───── Given records ─────
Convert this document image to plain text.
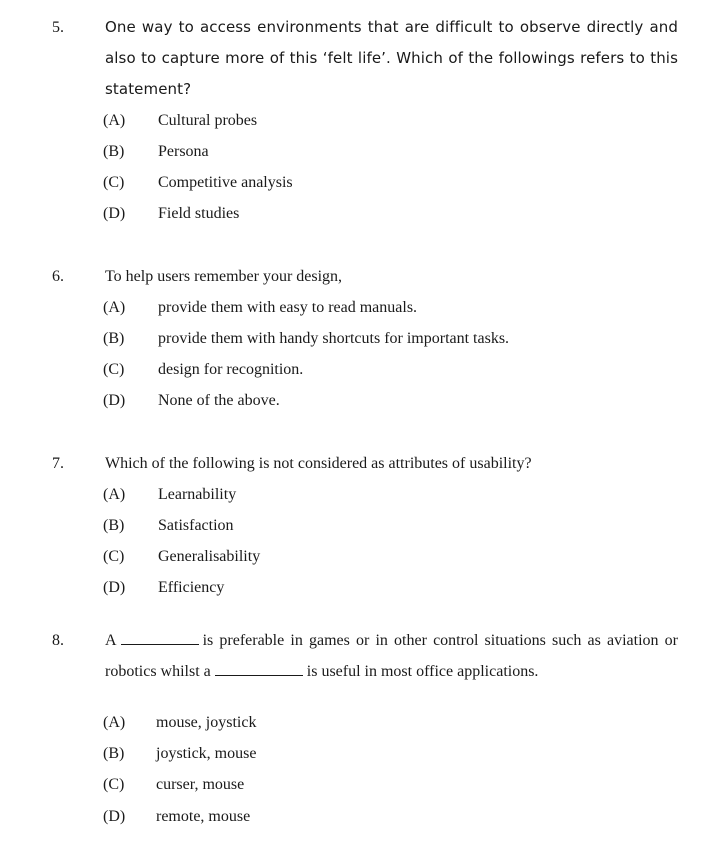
5.	One way to access environments that are difficult to observe directly and also to capture more of this ‘felt life’. Which of the followings refers to this statement?
(A)	Cultural probes
(B)	Persona
(C)	Competitive analysis
(D)	Field studies
6.	To help users remember your design,
(A)	provide them with easy to read manuals.
(B)	provide them with handy shortcuts for important tasks.
(C)	design for recognition.
(D)	None of the above.
7.	Which of the following is not considered as attributes of usability?
(A)	Learnability
(B)	Satisfaction
(C)	Generalisability
(D)	Efficiency
8.	A	is preferable in games or in other control situations such as aviation or robotics whilst a	is useful in most office applications.
(A)	mouse, joystick
(B)	joystick, mouse
(C)	curser, mouse
(D)	remote, mouse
─────
◆ Set problem: Copy each line above that contains the word "this".

◆ Final answer:
Convert this document image to plain text.
5.	One way to access environments that are difficult to observe directly and also to capture more of this ‘felt life’. Which of the followings refers to this statement?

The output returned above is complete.